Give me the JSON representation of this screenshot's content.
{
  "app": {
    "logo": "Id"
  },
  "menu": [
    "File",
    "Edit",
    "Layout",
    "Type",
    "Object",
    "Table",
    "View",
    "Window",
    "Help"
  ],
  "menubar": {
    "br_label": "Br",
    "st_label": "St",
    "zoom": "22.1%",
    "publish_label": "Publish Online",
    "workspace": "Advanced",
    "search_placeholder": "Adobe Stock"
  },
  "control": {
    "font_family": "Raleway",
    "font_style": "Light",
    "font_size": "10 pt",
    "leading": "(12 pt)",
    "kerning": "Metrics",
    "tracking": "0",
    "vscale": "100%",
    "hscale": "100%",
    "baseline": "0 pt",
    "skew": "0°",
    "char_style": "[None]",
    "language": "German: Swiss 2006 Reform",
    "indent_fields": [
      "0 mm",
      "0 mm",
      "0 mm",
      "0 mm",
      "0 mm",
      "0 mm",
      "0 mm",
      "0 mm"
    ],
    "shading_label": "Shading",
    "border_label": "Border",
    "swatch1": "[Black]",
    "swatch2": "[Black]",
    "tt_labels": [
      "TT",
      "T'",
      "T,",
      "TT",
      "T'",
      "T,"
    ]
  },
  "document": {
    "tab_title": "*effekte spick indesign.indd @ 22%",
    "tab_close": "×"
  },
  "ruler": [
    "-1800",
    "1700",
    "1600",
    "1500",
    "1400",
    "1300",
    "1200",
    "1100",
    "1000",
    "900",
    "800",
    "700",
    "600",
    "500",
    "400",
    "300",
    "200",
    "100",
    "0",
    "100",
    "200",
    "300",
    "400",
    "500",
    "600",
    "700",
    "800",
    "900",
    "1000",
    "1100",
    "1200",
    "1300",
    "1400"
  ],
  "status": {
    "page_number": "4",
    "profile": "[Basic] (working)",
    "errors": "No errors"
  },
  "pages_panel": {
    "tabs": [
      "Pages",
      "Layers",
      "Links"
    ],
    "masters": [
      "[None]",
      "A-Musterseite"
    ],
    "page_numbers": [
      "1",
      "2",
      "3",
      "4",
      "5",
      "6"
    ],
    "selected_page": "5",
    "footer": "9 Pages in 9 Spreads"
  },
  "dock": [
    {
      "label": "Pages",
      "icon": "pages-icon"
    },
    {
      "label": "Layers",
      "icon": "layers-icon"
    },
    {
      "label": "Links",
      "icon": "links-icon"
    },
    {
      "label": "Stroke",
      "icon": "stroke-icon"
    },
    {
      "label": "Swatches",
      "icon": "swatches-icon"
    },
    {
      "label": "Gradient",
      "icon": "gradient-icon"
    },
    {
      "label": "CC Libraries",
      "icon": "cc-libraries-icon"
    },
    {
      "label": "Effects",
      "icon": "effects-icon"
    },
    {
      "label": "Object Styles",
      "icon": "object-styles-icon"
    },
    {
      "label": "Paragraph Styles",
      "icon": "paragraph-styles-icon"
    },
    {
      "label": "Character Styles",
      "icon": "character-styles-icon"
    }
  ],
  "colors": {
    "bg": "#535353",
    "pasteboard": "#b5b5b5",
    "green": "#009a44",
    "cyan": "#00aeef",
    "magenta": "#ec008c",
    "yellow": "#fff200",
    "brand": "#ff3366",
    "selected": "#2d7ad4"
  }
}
★ ★ ★ ★ ★ ★ ★
Scan the material above for the word "icon". Copy each line where it occurs.

#### CORRECT OUTPUT:
      "icon": "pages-icon"
      "icon": "layers-icon"
      "icon": "links-icon"
      "icon": "stroke-icon"
      "icon": "swatches-icon"
      "icon": "gradient-icon"
      "icon": "cc-libraries-icon"
      "icon": "effects-icon"
      "icon": "object-styles-icon"
      "icon": "paragraph-styles-icon"
      "icon": "character-styles-icon"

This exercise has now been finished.